> GOAL
Convert every line of the listing below into a JSON list of strings, one string per line, leaving out blank lines.
---------- TASK DATA ----------
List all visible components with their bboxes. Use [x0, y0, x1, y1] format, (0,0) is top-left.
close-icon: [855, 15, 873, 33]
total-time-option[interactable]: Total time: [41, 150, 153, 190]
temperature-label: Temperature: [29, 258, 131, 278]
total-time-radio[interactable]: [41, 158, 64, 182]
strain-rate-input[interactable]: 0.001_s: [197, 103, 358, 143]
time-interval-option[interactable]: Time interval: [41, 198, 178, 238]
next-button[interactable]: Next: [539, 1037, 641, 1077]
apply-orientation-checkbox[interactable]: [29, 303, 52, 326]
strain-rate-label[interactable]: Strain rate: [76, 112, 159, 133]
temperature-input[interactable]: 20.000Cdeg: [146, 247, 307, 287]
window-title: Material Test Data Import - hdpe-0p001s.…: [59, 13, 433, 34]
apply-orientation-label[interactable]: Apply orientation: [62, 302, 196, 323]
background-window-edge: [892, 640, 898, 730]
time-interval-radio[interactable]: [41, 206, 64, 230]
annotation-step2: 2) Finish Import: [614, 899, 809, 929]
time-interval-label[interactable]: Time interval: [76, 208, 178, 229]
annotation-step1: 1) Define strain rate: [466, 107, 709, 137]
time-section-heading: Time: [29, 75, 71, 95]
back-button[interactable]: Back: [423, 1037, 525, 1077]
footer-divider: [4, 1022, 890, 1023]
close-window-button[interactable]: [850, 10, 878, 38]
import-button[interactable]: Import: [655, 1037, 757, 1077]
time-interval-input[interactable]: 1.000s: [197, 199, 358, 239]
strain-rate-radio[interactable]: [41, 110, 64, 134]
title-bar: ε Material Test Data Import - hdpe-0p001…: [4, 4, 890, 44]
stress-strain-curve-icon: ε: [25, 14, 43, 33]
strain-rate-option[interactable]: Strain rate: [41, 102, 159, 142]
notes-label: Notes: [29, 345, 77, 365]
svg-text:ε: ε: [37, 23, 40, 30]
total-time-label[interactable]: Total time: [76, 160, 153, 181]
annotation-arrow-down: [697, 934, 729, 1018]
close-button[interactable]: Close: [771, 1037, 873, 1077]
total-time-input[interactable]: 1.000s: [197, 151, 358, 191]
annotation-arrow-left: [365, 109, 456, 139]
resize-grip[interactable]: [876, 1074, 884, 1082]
----------
> TASK RESPONSE
[
  "List all visible components with their bboxes. Use [x0, y0, x1, y1] format, (0,0) is top-left.",
  "close-icon: [855, 15, 873, 33]",
  "total-time-option[interactable]: Total time: [41, 150, 153, 190]",
  "temperature-label: Temperature: [29, 258, 131, 278]",
  "total-time-radio[interactable]: [41, 158, 64, 182]",
  "strain-rate-input[interactable]: 0.001_s: [197, 103, 358, 143]",
  "time-interval-option[interactable]: Time interval: [41, 198, 178, 238]",
  "next-button[interactable]: Next: [539, 1037, 641, 1077]",
  "apply-orientation-checkbox[interactable]: [29, 303, 52, 326]",
  "strain-rate-label[interactable]: Strain rate: [76, 112, 159, 133]",
  "temperature-input[interactable]: 20.000Cdeg: [146, 247, 307, 287]",
  "window-title: Material Test Data Import - hdpe-0p001s.…: [59, 13, 433, 34]",
  "apply-orientation-label[interactable]: Apply orientation: [62, 302, 196, 323]",
  "background-window-edge: [892, 640, 898, 730]",
  "time-interval-radio[interactable]: [41, 206, 64, 230]",
  "annotation-step2: 2) Finish Import: [614, 899, 809, 929]",
  "time-interval-label[interactable]: Time interval: [76, 208, 178, 229]",
  "annotation-step1: 1) Define strain rate: [466, 107, 709, 137]",
  "time-section-heading: Time: [29, 75, 71, 95]",
  "back-button[interactable]: Back: [423, 1037, 525, 1077]",
  "footer-divider: [4, 1022, 890, 1023]",
  "close-window-button[interactable]: [850, 10, 878, 38]",
  "import-button[interactable]: Import: [655, 1037, 757, 1077]",
  "time-interval-input[interactable]: 1.000s: [197, 199, 358, 239]",
  "strain-rate-radio[interactable]: [41, 110, 64, 134]",
  "title-bar: ε Material Test Data Import - hdpe-0p001…: [4, 4, 890, 44]",
  "stress-strain-curve-icon: ε: [25, 14, 43, 33]",
  "strain-rate-option[interactable]: Strain rate: [41, 102, 159, 142]",
  "notes-label: Notes: [29, 345, 77, 365]",
  "svg-text:ε: ε: [37, 23, 40, 30]",
  "total-time-label[interactable]: Total time: [76, 160, 153, 181]",
  "annotation-arrow-down: [697, 934, 729, 1018]",
  "close-button[interactable]: Close: [771, 1037, 873, 1077]",
  "total-time-input[interactable]: 1.000s: [197, 151, 358, 191]",
  "annotation-arrow-left: [365, 109, 456, 139]",
  "resize-grip[interactable]: [876, 1074, 884, 1082]"
]